> _Records to use_

-=-=-=-=-

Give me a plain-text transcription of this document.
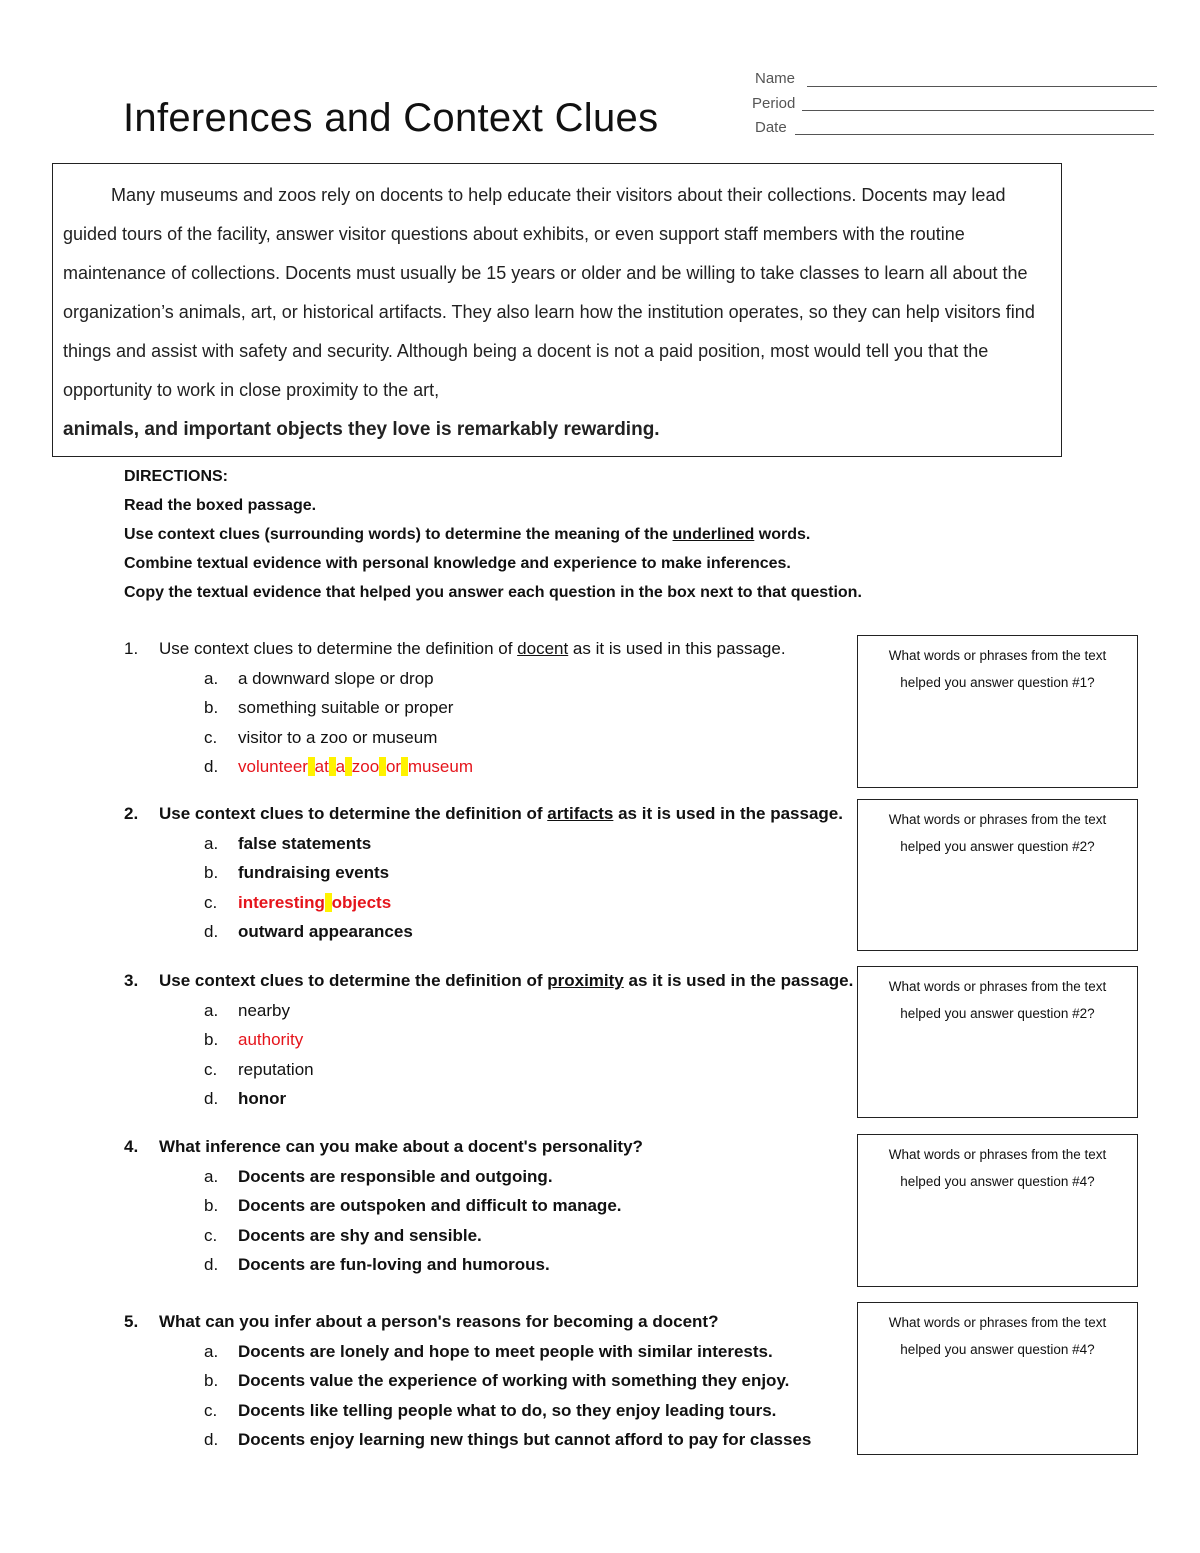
Inferences and Context Clues
Name
Period
Date

Many museums and zoos rely on docents to help educate their visitors about their collections. Docents may lead guided tours of the facility, answer visitor questions about exhibits, or even support staff members with the routine maintenance of collections. Docents must usually be 15 years or older and be willing to take classes to learn all about the organization’s animals, art, or historical artifacts. They also learn how the institution operates, so they can help visitors find things and assist with safety and security. Although being a docent is not a paid position, most would tell you that the opportunity to work in close proximity to the art,
animals, and important objects they love is remarkably rewarding.

DIRECTIONS:
Read the boxed passage.
Use context clues (surrounding words) to determine the meaning of the underlined words.
Combine textual evidence with personal knowledge and experience to make inferences.
Copy the textual evidence that helped you answer each question in the box next to that question.
1. Use context clues to determine the definition of docent as it is used in this passage.
a.	a downward slope or drop
b.	something suitable or proper
c.	visitor to a zoo or museum
d.	volunteer at a zoo or museum
What words or phrases from the text
helped you answer question #1?
2. Use context clues to determine the definition of artifacts as it is used in the passage.
a.	false statements
b.	fundraising events
c.	interesting objects
d.	outward appearances
What words or phrases from the text
helped you answer question #2?
3. Use context clues to determine the definition of proximity as it is used in the passage.
a.	nearby
b.	authority
c.	reputation
d.	honor
What words or phrases from the text
helped you answer question #2?
4. What inference can you make about a docent's personality?
a.	Docents are responsible and outgoing.
b.	Docents are outspoken and difficult to manage.
c.	Docents are shy and sensible.
d.	Docents are fun-loving and humorous.
What words or phrases from the text
helped you answer question #4?
5. What can you infer about a person's reasons for becoming a docent?
a.	Docents are lonely and hope to meet people with similar interests.
b.	Docents value the experience of working with something they enjoy.
c.	Docents like telling people what to do, so they enjoy leading tours.
d.	Docents enjoy learning new things but cannot afford to pay for classes
What words or phrases from the text
helped you answer question #4?
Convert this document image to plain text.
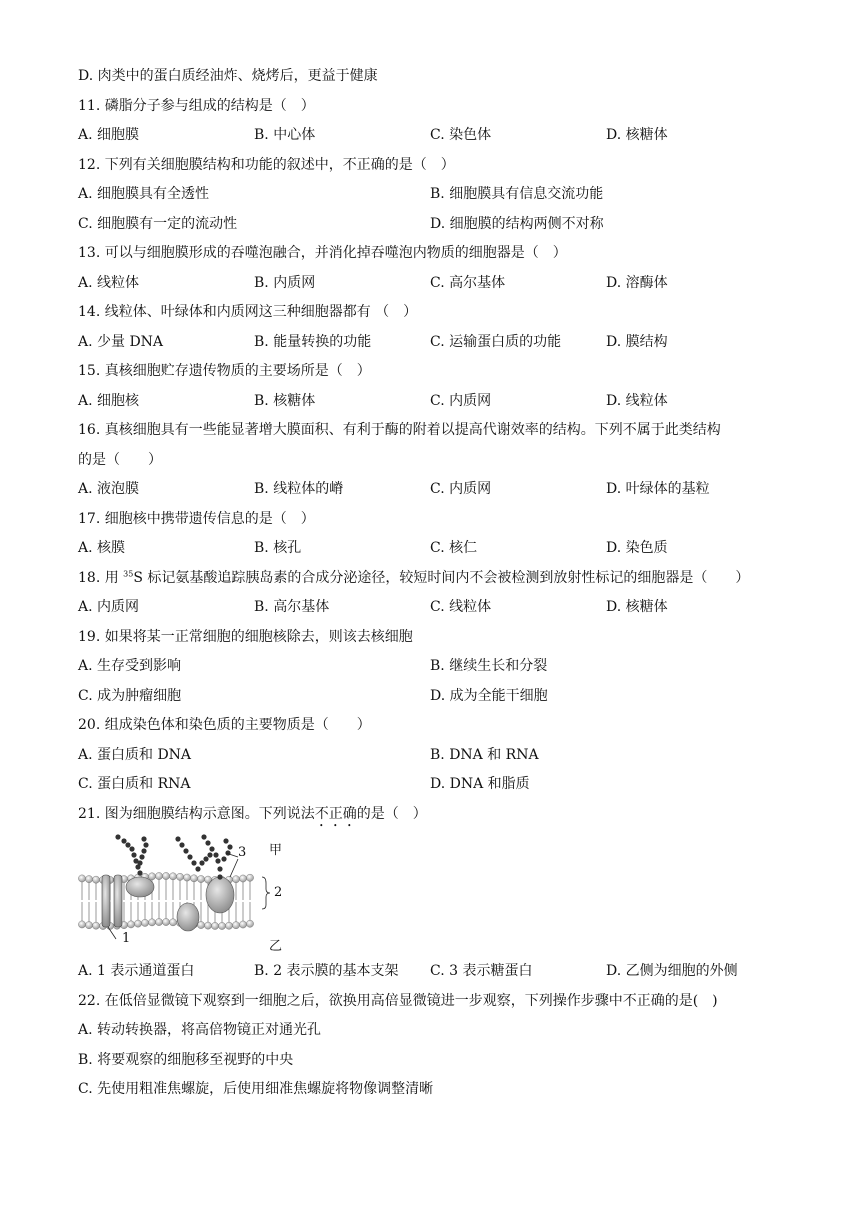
D. 肉类中的蛋白质经油炸、烧烤后，更益于健康
11. 磷脂分子参与组成的结构是（　）
A. 细胞膜	B. 中心体	C. 染色体	D. 核糖体
12. 下列有关细胞膜结构和功能的叙述中，不正确的是（　）
A. 细胞膜具有全透性	B. 细胞膜具有信息交流功能
C. 细胞膜有一定的流动性	D. 细胞膜的结构两侧不对称
13. 可以与细胞膜形成的吞噬泡融合，并消化掉吞噬泡内物质的细胞器是（　）
A. 线粒体	B. 内质网	C. 高尔基体	D. 溶酶体
14. 线粒体、叶绿体和内质网这三种细胞器都有 （　）
A. 少量 DNA	B. 能量转换的功能	C. 运输蛋白质的功能	D. 膜结构
15. 真核细胞贮存遗传物质的主要场所是（　）
A. 细胞核	B. 核糖体	C. 内质网	D. 线粒体
16. 真核细胞具有一些能显著增大膜面积、有利于酶的附着以提高代谢效率的结构。下列不属于此类结构
的是（　　）
A. 液泡膜	B. 线粒体的嵴	C. 内质网	D. 叶绿体的基粒
17. 细胞核中携带遗传信息的是（　）
A. 核膜	B. 核孔	C. 核仁	D. 染色质
18. 用 $^{35}$S 标记氨基酸追踪胰岛素的合成分泌途径，较短时间内不会被检测到放射性标记的细胞器是（　　）
A. 内质网	B. 高尔基体	C. 线粒体	D. 核糖体
19. 如果将某一正常细胞的细胞核除去，则该去核细胞
A. 生存受到影响	B. 继续生长和分裂
C. 成为肿瘤细胞	D. 成为全能干细胞
20. 组成染色体和染色质的主要物质是（　　）
A. 蛋白质和 DNA	B. DNA 和 RNA
C. 蛋白质和 RNA	D. DNA 和脂质
21. 图为细胞膜结构示意图。下列说法不正确的是（　）
3 甲
2
1
乙
A. 1 表示通道蛋白	B. 2 表示膜的基本支架 C. 3 表示糖蛋白	D. 乙侧为细胞的外侧
22. 在低倍显微镜下观察到一细胞之后，欲换用高倍显微镜进一步观察，下列操作步骤中不正确的是(　)
A. 转动转换器，将高倍物镜正对通光孔
B. 将要观察的细胞移至视野的中央
C. 先使用粗准焦螺旋，后使用细准焦螺旋将物像调整清晰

-=-=-=-=-

> _Written request_
Each line in the records above should be reproduced exactly; images are not copied.

> _The reply_
Give me a plain-text transcription of this document.
Inferences and Context Clues
Name
Period
Date

Many museums and zoos rely on docents to help educate their visitors about their collections. Docents may lead guided tours of the facility, answer visitor questions about exhibits, or even support staff members with the routine maintenance of collections. Docents must usually be 15 years or older and be willing to take classes to learn all about the organization’s animals, art, or historical artifacts. They also learn how the institution operates, so they can help visitors find things and assist with safety and security. Although being a docent is not a paid position, most would tell you that the opportunity to work in close proximity to the art,
animals, and important objects they love is remarkably rewarding.

DIRECTIONS:
Read the boxed passage.
Use context clues (surrounding words) to determine the meaning of the underlined words.
Combine textual evidence with personal knowledge and experience to make inferences.
Copy the textual evidence that helped you answer each question in the box next to that question.
1. Use context clues to determine the definition of docent as it is used in this passage.
a.	a downward slope or drop
b.	something suitable or proper
c.	visitor to a zoo or museum
d.	volunteer at a zoo or museum
What words or phrases from the text
helped you answer question #1?
2. Use context clues to determine the definition of artifacts as it is used in the passage.
a.	false statements
b.	fundraising events
c.	interesting objects
d.	outward appearances
What words or phrases from the text
helped you answer question #2?
3. Use context clues to determine the definition of proximity as it is used in the passage.
a.	nearby
b.	authority
c.	reputation
d.	honor
What words or phrases from the text
helped you answer question #2?
4. What inference can you make about a docent's personality?
a.	Docents are responsible and outgoing.
b.	Docents are outspoken and difficult to manage.
c.	Docents are shy and sensible.
d.	Docents are fun-loving and humorous.
What words or phrases from the text
helped you answer question #4?
5. What can you infer about a person's reasons for becoming a docent?
a.	Docents are lonely and hope to meet people with similar interests.
b.	Docents value the experience of working with something they enjoy.
c.	Docents like telling people what to do, so they enjoy leading tours.
d.	Docents enjoy learning new things but cannot afford to pay for classes
What words or phrases from the text
helped you answer question #4?
Convert this document image to plain text.
D. 肉类中的蛋白质经油炸、烧烤后，更益于健康
11. 磷脂分子参与组成的结构是（　）
A. 细胞膜	B. 中心体	C. 染色体	D. 核糖体
12. 下列有关细胞膜结构和功能的叙述中，不正确的是（　）
A. 细胞膜具有全透性	B. 细胞膜具有信息交流功能
C. 细胞膜有一定的流动性	D. 细胞膜的结构两侧不对称
13. 可以与细胞膜形成的吞噬泡融合，并消化掉吞噬泡内物质的细胞器是（　）
A. 线粒体	B. 内质网	C. 高尔基体	D. 溶酶体
14. 线粒体、叶绿体和内质网这三种细胞器都有 （　）
A. 少量 DNA	B. 能量转换的功能	C. 运输蛋白质的功能	D. 膜结构
15. 真核细胞贮存遗传物质的主要场所是（　）
A. 细胞核	B. 核糖体	C. 内质网	D. 线粒体
16. 真核细胞具有一些能显著增大膜面积、有利于酶的附着以提高代谢效率的结构。下列不属于此类结构
的是（　　）
A. 液泡膜	B. 线粒体的嵴	C. 内质网	D. 叶绿体的基粒
17. 细胞核中携带遗传信息的是（　）
A. 核膜	B. 核孔	C. 核仁	D. 染色质
18. 用 $^{35}$S 标记氨基酸追踪胰岛素的合成分泌途径，较短时间内不会被检测到放射性标记的细胞器是（　　）
A. 内质网	B. 高尔基体	C. 线粒体	D. 核糖体
19. 如果将某一正常细胞的细胞核除去，则该去核细胞
A. 生存受到影响	B. 继续生长和分裂
C. 成为肿瘤细胞	D. 成为全能干细胞
20. 组成染色体和染色质的主要物质是（　　）
A. 蛋白质和 DNA	B. DNA 和 RNA
C. 蛋白质和 RNA	D. DNA 和脂质
21. 图为细胞膜结构示意图。下列说法不正确的是（　）
3 甲
2
1
乙
A. 1 表示通道蛋白	B. 2 表示膜的基本支架 C. 3 表示糖蛋白	D. 乙侧为细胞的外侧
22. 在低倍显微镜下观察到一细胞之后，欲换用高倍显微镜进一步观察，下列操作步骤中不正确的是(　)
A. 转动转换器，将高倍物镜正对通光孔
B. 将要观察的细胞移至视野的中央
C. 先使用粗准焦螺旋，后使用细准焦螺旋将物像调整清晰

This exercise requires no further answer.